__Record list__
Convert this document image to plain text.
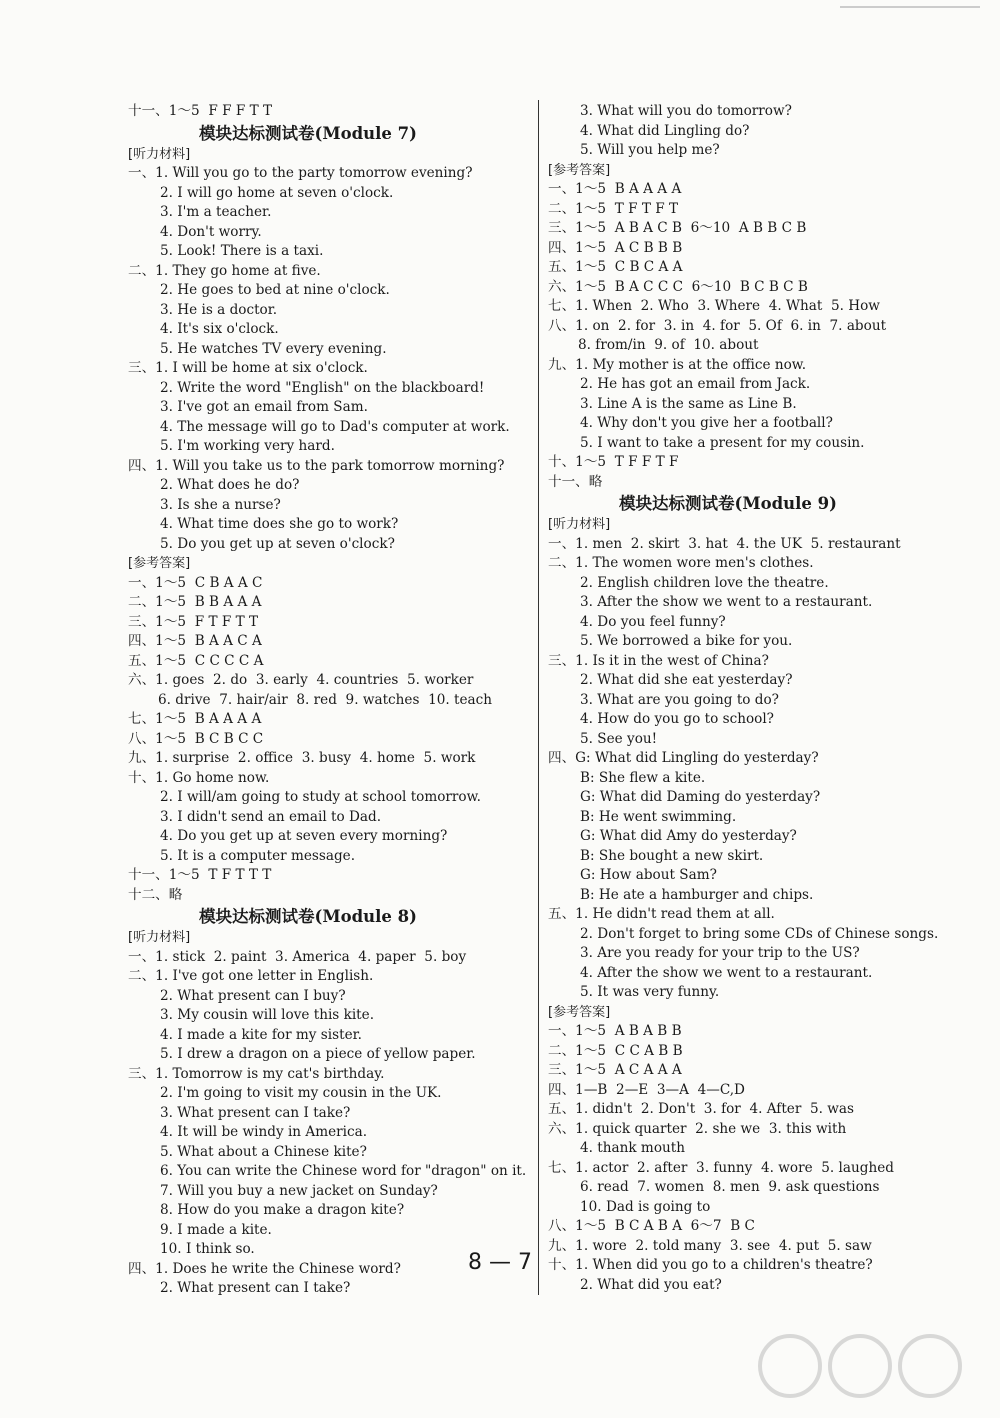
十一、1～5  F F F T T
模块达标测试卷(Module 7)
[听力材料]
一、1. Will you go to the party tomorrow evening?
2. I will go home at seven o'clock.
3. I'm a teacher.
4. Don't worry.
5. Look! There is a taxi.
二、1. They go home at five.
2. He goes to bed at nine o'clock.
3. He is a doctor.
4. It's six o'clock.
5. He watches TV every evening.
三、1. I will be home at six o'clock.
2. Write the word "English" on the blackboard!
3. I've got an email from Sam.
4. The message will go to Dad's computer at work.
5. I'm working very hard.
四、1. Will you take us to the park tomorrow morning?
2. What does he do?
3. Is she a nurse?
4. What time does she go to work?
5. Do you get up at seven o'clock?
[参考答案]
一、1～5  C B A A C
二、1～5  B B A A A
三、1～5  F T F T T
四、1～5  B A A C A
五、1～5  C C C C A
六、1. goes  2. do  3. early  4. countries  5. worker
6. drive  7. hair/air  8. red  9. watches  10. teach
七、1～5  B A A A A
八、1～5  B C B C C
九、1. surprise  2. office  3. busy  4. home  5. work
十、1. Go home now.
2. I will/am going to study at school tomorrow.
3. I didn't send an email to Dad.
4. Do you get up at seven every morning?
5. It is a computer message.
十一、1～5  T F T T T
十二、略
模块达标测试卷(Module 8)
[听力材料]
一、1. stick  2. paint  3. America  4. paper  5. boy
二、1. I've got one letter in English.
2. What present can I buy?
3. My cousin will love this kite.
4. I made a kite for my sister.
5. I drew a dragon on a piece of yellow paper.
三、1. Tomorrow is my cat's birthday.
2. I'm going to visit my cousin in the UK.
3. What present can I take?
4. It will be windy in America.
5. What about a Chinese kite?
6. You can write the Chinese word for "dragon" on it.
7. Will you buy a new jacket on Sunday?
8. How do you make a dragon kite?
9. I made a kite.
10. I think so.
四、1. Does he write the Chinese word?
2. What present can I take?
3. What will you do tomorrow?
4. What did Lingling do?
5. Will you help me?
[参考答案]
一、1～5  B A A A A
二、1～5  T F T F T
三、1～5  A B A C B  6～10  A B B C B
四、1～5  A C B B B
五、1～5  C B C A A
六、1～5  B A C C C  6～10  B C B C B
七、1. When  2. Who  3. Where  4. What  5. How
八、1. on  2. for  3. in  4. for  5. Of  6. in  7. about
8. from/in  9. of  10. about
九、1. My mother is at the office now.
2. He has got an email from Jack.
3. Line A is the same as Line B.
4. Why don't you give her a football?
5. I want to take a present for my cousin.
十、1～5  T F F T F
十一、略
模块达标测试卷(Module 9)
[听力材料]
一、1. men  2. skirt  3. hat  4. the UK  5. restaurant
二、1. The women wore men's clothes.
2. English children love the theatre.
3. After the show we went to a restaurant.
4. Do you feel funny?
5. We borrowed a bike for you.
三、1. Is it in the west of China?
2. What did she eat yesterday?
3. What are you going to do?
4. How do you go to school?
5. See you!
四、G: What did Lingling do yesterday?
B: She flew a kite.
G: What did Daming do yesterday?
B: He went swimming.
G: What did Amy do yesterday?
B: She bought a new skirt.
G: How about Sam?
B: He ate a hamburger and chips.
五、1. He didn't read them at all.
2. Don't forget to bring some CDs of Chinese songs.
3. Are you ready for your trip to the US?
4. After the show we went to a restaurant.
5. It was very funny.
[参考答案]
一、1～5  A B A B B
二、1～5  C C A B B
三、1～5  A C A A A
四、1—B  2—E  3—A  4—C,D
五、1. didn't  2. Don't  3. for  4. After  5. was
六、1. quick quarter  2. she we  3. this with
4. thank mouth
七、1. actor  2. after  3. funny  4. wore  5. laughed
6. read  7. women  8. men  9. ask questions
10. Dad is going to
八、1～5  B C A B A  6～7  B C
九、1. wore  2. told many  3. see  4. put  5. saw
十、1. When did you go to a children's theatre?
2. What did you eat?
8 — 7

__Written problem__
A faithful copy of the records above is needed, with the pictures left out.

__Answer to the task__
Convert this document image to plain text.
十一、1～5  F F F T T
模块达标测试卷(Module 7)
[听力材料]
一、1. Will you go to the party tomorrow evening?
2. I will go home at seven o'clock.
3. I'm a teacher.
4. Don't worry.
5. Look! There is a taxi.
二、1. They go home at five.
2. He goes to bed at nine o'clock.
3. He is a doctor.
4. It's six o'clock.
5. He watches TV every evening.
三、1. I will be home at six o'clock.
2. Write the word "English" on the blackboard!
3. I've got an email from Sam.
4. The message will go to Dad's computer at work.
5. I'm working very hard.
四、1. Will you take us to the park tomorrow morning?
2. What does he do?
3. Is she a nurse?
4. What time does she go to work?
5. Do you get up at seven o'clock?
[参考答案]
一、1～5  C B A A C
二、1～5  B B A A A
三、1～5  F T F T T
四、1～5  B A A C A
五、1～5  C C C C A
六、1. goes  2. do  3. early  4. countries  5. worker
6. drive  7. hair/air  8. red  9. watches  10. teach
七、1～5  B A A A A
八、1～5  B C B C C
九、1. surprise  2. office  3. busy  4. home  5. work
十、1. Go home now.
2. I will/am going to study at school tomorrow.
3. I didn't send an email to Dad.
4. Do you get up at seven every morning?
5. It is a computer message.
十一、1～5  T F T T T
十二、略
模块达标测试卷(Module 8)
[听力材料]
一、1. stick  2. paint  3. America  4. paper  5. boy
二、1. I've got one letter in English.
2. What present can I buy?
3. My cousin will love this kite.
4. I made a kite for my sister.
5. I drew a dragon on a piece of yellow paper.
三、1. Tomorrow is my cat's birthday.
2. I'm going to visit my cousin in the UK.
3. What present can I take?
4. It will be windy in America.
5. What about a Chinese kite?
6. You can write the Chinese word for "dragon" on it.
7. Will you buy a new jacket on Sunday?
8. How do you make a dragon kite?
9. I made a kite.
10. I think so.
四、1. Does he write the Chinese word?
2. What present can I take?
3. What will you do tomorrow?
4. What did Lingling do?
5. Will you help me?
[参考答案]
一、1～5  B A A A A
二、1～5  T F T F T
三、1～5  A B A C B  6～10  A B B C B
四、1～5  A C B B B
五、1～5  C B C A A
六、1～5  B A C C C  6～10  B C B C B
七、1. When  2. Who  3. Where  4. What  5. How
八、1. on  2. for  3. in  4. for  5. Of  6. in  7. about
8. from/in  9. of  10. about
九、1. My mother is at the office now.
2. He has got an email from Jack.
3. Line A is the same as Line B.
4. Why don't you give her a football?
5. I want to take a present for my cousin.
十、1～5  T F F T F
十一、略
模块达标测试卷(Module 9)
[听力材料]
一、1. men  2. skirt  3. hat  4. the UK  5. restaurant
二、1. The women wore men's clothes.
2. English children love the theatre.
3. After the show we went to a restaurant.
4. Do you feel funny?
5. We borrowed a bike for you.
三、1. Is it in the west of China?
2. What did she eat yesterday?
3. What are you going to do?
4. How do you go to school?
5. See you!
四、G: What did Lingling do yesterday?
B: She flew a kite.
G: What did Daming do yesterday?
B: He went swimming.
G: What did Amy do yesterday?
B: She bought a new skirt.
G: How about Sam?
B: He ate a hamburger and chips.
五、1. He didn't read them at all.
2. Don't forget to bring some CDs of Chinese songs.
3. Are you ready for your trip to the US?
4. After the show we went to a restaurant.
5. It was very funny.
[参考答案]
一、1～5  A B A B B
二、1～5  C C A B B
三、1～5  A C A A A
四、1—B  2—E  3—A  4—C,D
五、1. didn't  2. Don't  3. for  4. After  5. was
六、1. quick quarter  2. she we  3. this with
4. thank mouth
七、1. actor  2. after  3. funny  4. wore  5. laughed
6. read  7. women  8. men  9. ask questions
10. Dad is going to
八、1～5  B C A B A  6～7  B C
九、1. wore  2. told many  3. see  4. put  5. saw
十、1. When did you go to a children's theatre?
2. What did you eat?
8 — 7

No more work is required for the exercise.